(Stored data entries)

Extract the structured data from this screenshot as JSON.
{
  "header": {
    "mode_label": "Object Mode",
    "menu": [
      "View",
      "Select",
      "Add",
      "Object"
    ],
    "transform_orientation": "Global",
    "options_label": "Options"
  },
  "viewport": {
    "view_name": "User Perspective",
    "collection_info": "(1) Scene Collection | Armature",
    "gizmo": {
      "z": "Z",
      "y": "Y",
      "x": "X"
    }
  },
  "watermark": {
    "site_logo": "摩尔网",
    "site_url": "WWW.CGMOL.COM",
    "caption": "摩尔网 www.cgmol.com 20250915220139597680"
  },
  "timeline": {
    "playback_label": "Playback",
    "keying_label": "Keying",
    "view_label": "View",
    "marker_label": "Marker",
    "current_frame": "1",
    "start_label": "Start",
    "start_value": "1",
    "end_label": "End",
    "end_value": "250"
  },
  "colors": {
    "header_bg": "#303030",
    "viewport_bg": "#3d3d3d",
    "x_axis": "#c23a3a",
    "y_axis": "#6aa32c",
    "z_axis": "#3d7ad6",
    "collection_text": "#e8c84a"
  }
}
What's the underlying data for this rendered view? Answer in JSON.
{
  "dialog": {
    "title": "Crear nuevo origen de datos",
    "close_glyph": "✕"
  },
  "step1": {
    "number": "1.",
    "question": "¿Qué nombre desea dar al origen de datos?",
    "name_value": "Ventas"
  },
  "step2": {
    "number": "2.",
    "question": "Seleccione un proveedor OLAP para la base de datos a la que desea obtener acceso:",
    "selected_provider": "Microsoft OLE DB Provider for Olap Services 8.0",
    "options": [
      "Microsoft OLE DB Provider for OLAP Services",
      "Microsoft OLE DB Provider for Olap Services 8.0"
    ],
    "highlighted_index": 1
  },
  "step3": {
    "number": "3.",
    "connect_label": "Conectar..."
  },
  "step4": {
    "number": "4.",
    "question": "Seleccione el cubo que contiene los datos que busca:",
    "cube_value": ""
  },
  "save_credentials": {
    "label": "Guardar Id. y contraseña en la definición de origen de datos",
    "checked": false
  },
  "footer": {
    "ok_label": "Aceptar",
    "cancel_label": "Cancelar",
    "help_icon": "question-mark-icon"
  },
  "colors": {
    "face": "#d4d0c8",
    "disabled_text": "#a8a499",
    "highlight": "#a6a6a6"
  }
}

PROBLEM TO SOLVE: Extract exactly the lines between the line containing "What's the underlying" and the end of the data, including both.

TASK RESPONSE:
What's the underlying data for this rendered view? Answer in JSON.
{
  "dialog": {
    "title": "Crear nuevo origen de datos",
    "close_glyph": "✕"
  },
  "step1": {
    "number": "1.",
    "question": "¿Qué nombre desea dar al origen de datos?",
    "name_value": "Ventas"
  },
  "step2": {
    "number": "2.",
    "question": "Seleccione un proveedor OLAP para la base de datos a la que desea obtener acceso:",
    "selected_provider": "Microsoft OLE DB Provider for Olap Services 8.0",
    "options": [
      "Microsoft OLE DB Provider for OLAP Services",
      "Microsoft OLE DB Provider for Olap Services 8.0"
    ],
    "highlighted_index": 1
  },
  "step3": {
    "number": "3.",
    "connect_label": "Conectar..."
  },
  "step4": {
    "number": "4.",
    "question": "Seleccione el cubo que contiene los datos que busca:",
    "cube_value": ""
  },
  "save_credentials": {
    "label": "Guardar Id. y contraseña en la definición de origen de datos",
    "checked": false
  },
  "footer": {
    "ok_label": "Aceptar",
    "cancel_label": "Cancelar",
    "help_icon": "question-mark-icon"
  },
  "colors": {
    "face": "#d4d0c8",
    "disabled_text": "#a8a499",
    "highlight": "#a6a6a6"
  }
}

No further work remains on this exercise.